Task details
Transcribe the records exactly. Pictures do not belong in the transcription.

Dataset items
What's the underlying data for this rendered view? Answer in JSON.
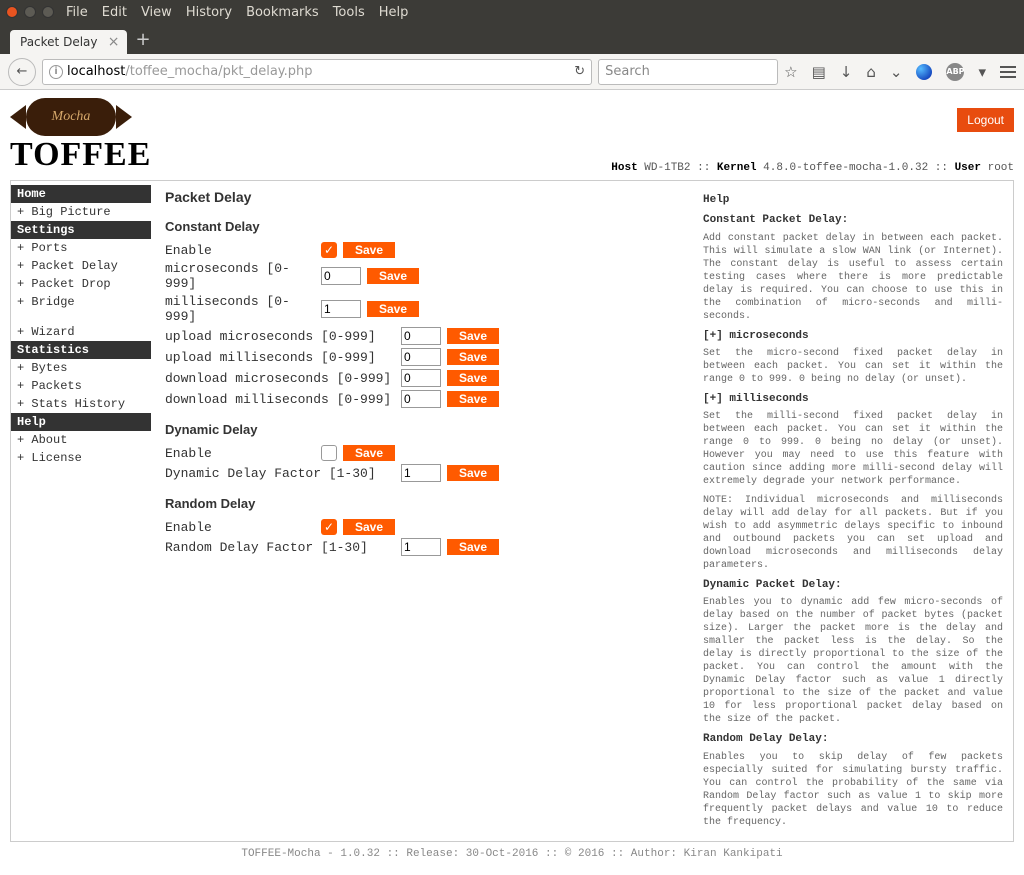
{
  "browser": {
    "menu": [
      "File",
      "Edit",
      "View",
      "History",
      "Bookmarks",
      "Tools",
      "Help"
    ],
    "tab_title": "Packet Delay",
    "url_prefix": "localhost",
    "url_path": "/toffee_mocha/pkt_delay.php",
    "search_placeholder": "Search"
  },
  "logo": {
    "script": "Mocha",
    "name": "TOFFEE"
  },
  "sysinfo": {
    "host_label": "Host",
    "host": "WD-1TB2",
    "kernel_label": "Kernel",
    "kernel": "4.8.0-toffee-mocha-1.0.32",
    "user_label": "User",
    "user": "root"
  },
  "logout": "Logout",
  "sidebar": {
    "home": "Home",
    "big_picture": "+ Big Picture",
    "settings": "Settings",
    "ports": "+ Ports",
    "packet_delay": "+ Packet Delay",
    "packet_drop": "+ Packet Drop",
    "bridge": "+ Bridge",
    "wizard": "+ Wizard",
    "statistics": "Statistics",
    "bytes": "+ Bytes",
    "packets": "+ Packets",
    "stats_history": "+ Stats History",
    "help": "Help",
    "about": "+ About",
    "license": "+ License"
  },
  "page_title": "Packet Delay",
  "constant": {
    "heading": "Constant Delay",
    "enable_label": "Enable",
    "micro_label": "microseconds [0-999]",
    "micro_val": "0",
    "milli_label": "milliseconds [0-999]",
    "milli_val": "1",
    "up_micro_label": "upload microseconds [0-999]",
    "up_micro_val": "0",
    "up_milli_label": "upload milliseconds [0-999]",
    "up_milli_val": "0",
    "dn_micro_label": "download microseconds [0-999]",
    "dn_micro_val": "0",
    "dn_milli_label": "download milliseconds [0-999]",
    "dn_milli_val": "0"
  },
  "dynamic": {
    "heading": "Dynamic Delay",
    "enable_label": "Enable",
    "factor_label": "Dynamic Delay Factor [1-30]",
    "factor_val": "1"
  },
  "random": {
    "heading": "Random Delay",
    "enable_label": "Enable",
    "factor_label": "Random Delay Factor [1-30]",
    "factor_val": "1"
  },
  "save_label": "Save",
  "helppanel": {
    "heading": "Help",
    "h1": "Constant Packet Delay:",
    "p1": "Add constant packet delay in between each packet. This will simulate a slow WAN link (or Internet). The constant delay is useful to assess certain testing cases where there is more predictable delay is required. You can choose to use this in the combination of micro-seconds and milli-seconds.",
    "h2": "[+] microseconds",
    "p2": "Set the micro-second fixed packet delay in between each packet. You can set it within the range 0 to 999. 0 being no delay (or unset).",
    "h3": "[+] milliseconds",
    "p3": "Set the milli-second fixed packet delay in between each packet. You can set it within the range 0 to 999. 0 being no delay (or unset). However you may need to use this feature with caution since adding more milli-second delay will extremely degrade your network performance.",
    "p4": "NOTE: Individual microseconds and milliseconds delay will add delay for all packets. But if you wish to add asymmetric delays specific to inbound and outbound packets you can set upload and download microseconds and milliseconds delay parameters.",
    "h5": "Dynamic Packet Delay:",
    "p5": "Enables you to dynamic add few micro-seconds of delay based on the number of packet bytes (packet size). Larger the packet more is the delay and smaller the packet less is the delay. So the delay is directly proportional to the size of the packet. You can control the amount with the Dynamic Delay factor such as value 1 directly proportional to the size of the packet and value 10 for less proportional packet delay based on the size of the packet.",
    "h6": "Random Delay Delay:",
    "p6": "Enables you to skip delay of few packets especially suited for simulating bursty traffic. You can control the probability of the same via Random Delay factor such as value 1 to skip more frequently packet delays and value 10 to reduce the frequency."
  },
  "footer": "TOFFEE-Mocha - 1.0.32 :: Release: 30-Oct-2016 :: © 2016 :: Author: Kiran Kankipati"
}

Worked solution
What's the underlying data for this rendered view? Answer in JSON.
{
  "browser": {
    "menu": [
      "File",
      "Edit",
      "View",
      "History",
      "Bookmarks",
      "Tools",
      "Help"
    ],
    "tab_title": "Packet Delay",
    "url_prefix": "localhost",
    "url_path": "/toffee_mocha/pkt_delay.php",
    "search_placeholder": "Search"
  },
  "logo": {
    "script": "Mocha",
    "name": "TOFFEE"
  },
  "sysinfo": {
    "host_label": "Host",
    "host": "WD-1TB2",
    "kernel_label": "Kernel",
    "kernel": "4.8.0-toffee-mocha-1.0.32",
    "user_label": "User",
    "user": "root"
  },
  "logout": "Logout",
  "sidebar": {
    "home": "Home",
    "big_picture": "+ Big Picture",
    "settings": "Settings",
    "ports": "+ Ports",
    "packet_delay": "+ Packet Delay",
    "packet_drop": "+ Packet Drop",
    "bridge": "+ Bridge",
    "wizard": "+ Wizard",
    "statistics": "Statistics",
    "bytes": "+ Bytes",
    "packets": "+ Packets",
    "stats_history": "+ Stats History",
    "help": "Help",
    "about": "+ About",
    "license": "+ License"
  },
  "page_title": "Packet Delay",
  "constant": {
    "heading": "Constant Delay",
    "enable_label": "Enable",
    "micro_label": "microseconds [0-999]",
    "micro_val": "0",
    "milli_label": "milliseconds [0-999]",
    "milli_val": "1",
    "up_micro_label": "upload microseconds [0-999]",
    "up_micro_val": "0",
    "up_milli_label": "upload milliseconds [0-999]",
    "up_milli_val": "0",
    "dn_micro_label": "download microseconds [0-999]",
    "dn_micro_val": "0",
    "dn_milli_label": "download milliseconds [0-999]",
    "dn_milli_val": "0"
  },
  "dynamic": {
    "heading": "Dynamic Delay",
    "enable_label": "Enable",
    "factor_label": "Dynamic Delay Factor [1-30]",
    "factor_val": "1"
  },
  "random": {
    "heading": "Random Delay",
    "enable_label": "Enable",
    "factor_label": "Random Delay Factor [1-30]",
    "factor_val": "1"
  },
  "save_label": "Save",
  "helppanel": {
    "heading": "Help",
    "h1": "Constant Packet Delay:",
    "p1": "Add constant packet delay in between each packet. This will simulate a slow WAN link (or Internet). The constant delay is useful to assess certain testing cases where there is more predictable delay is required. You can choose to use this in the combination of micro-seconds and milli-seconds.",
    "h2": "[+] microseconds",
    "p2": "Set the micro-second fixed packet delay in between each packet. You can set it within the range 0 to 999. 0 being no delay (or unset).",
    "h3": "[+] milliseconds",
    "p3": "Set the milli-second fixed packet delay in between each packet. You can set it within the range 0 to 999. 0 being no delay (or unset). However you may need to use this feature with caution since adding more milli-second delay will extremely degrade your network performance.",
    "p4": "NOTE: Individual microseconds and milliseconds delay will add delay for all packets. But if you wish to add asymmetric delays specific to inbound and outbound packets you can set upload and download microseconds and milliseconds delay parameters.",
    "h5": "Dynamic Packet Delay:",
    "p5": "Enables you to dynamic add few micro-seconds of delay based on the number of packet bytes (packet size). Larger the packet more is the delay and smaller the packet less is the delay. So the delay is directly proportional to the size of the packet. You can control the amount with the Dynamic Delay factor such as value 1 directly proportional to the size of the packet and value 10 for less proportional packet delay based on the size of the packet.",
    "h6": "Random Delay Delay:",
    "p6": "Enables you to skip delay of few packets especially suited for simulating bursty traffic. You can control the probability of the same via Random Delay factor such as value 1 to skip more frequently packet delays and value 10 to reduce the frequency."
  },
  "footer": "TOFFEE-Mocha - 1.0.32 :: Release: 30-Oct-2016 :: © 2016 :: Author: Kiran Kankipati"
}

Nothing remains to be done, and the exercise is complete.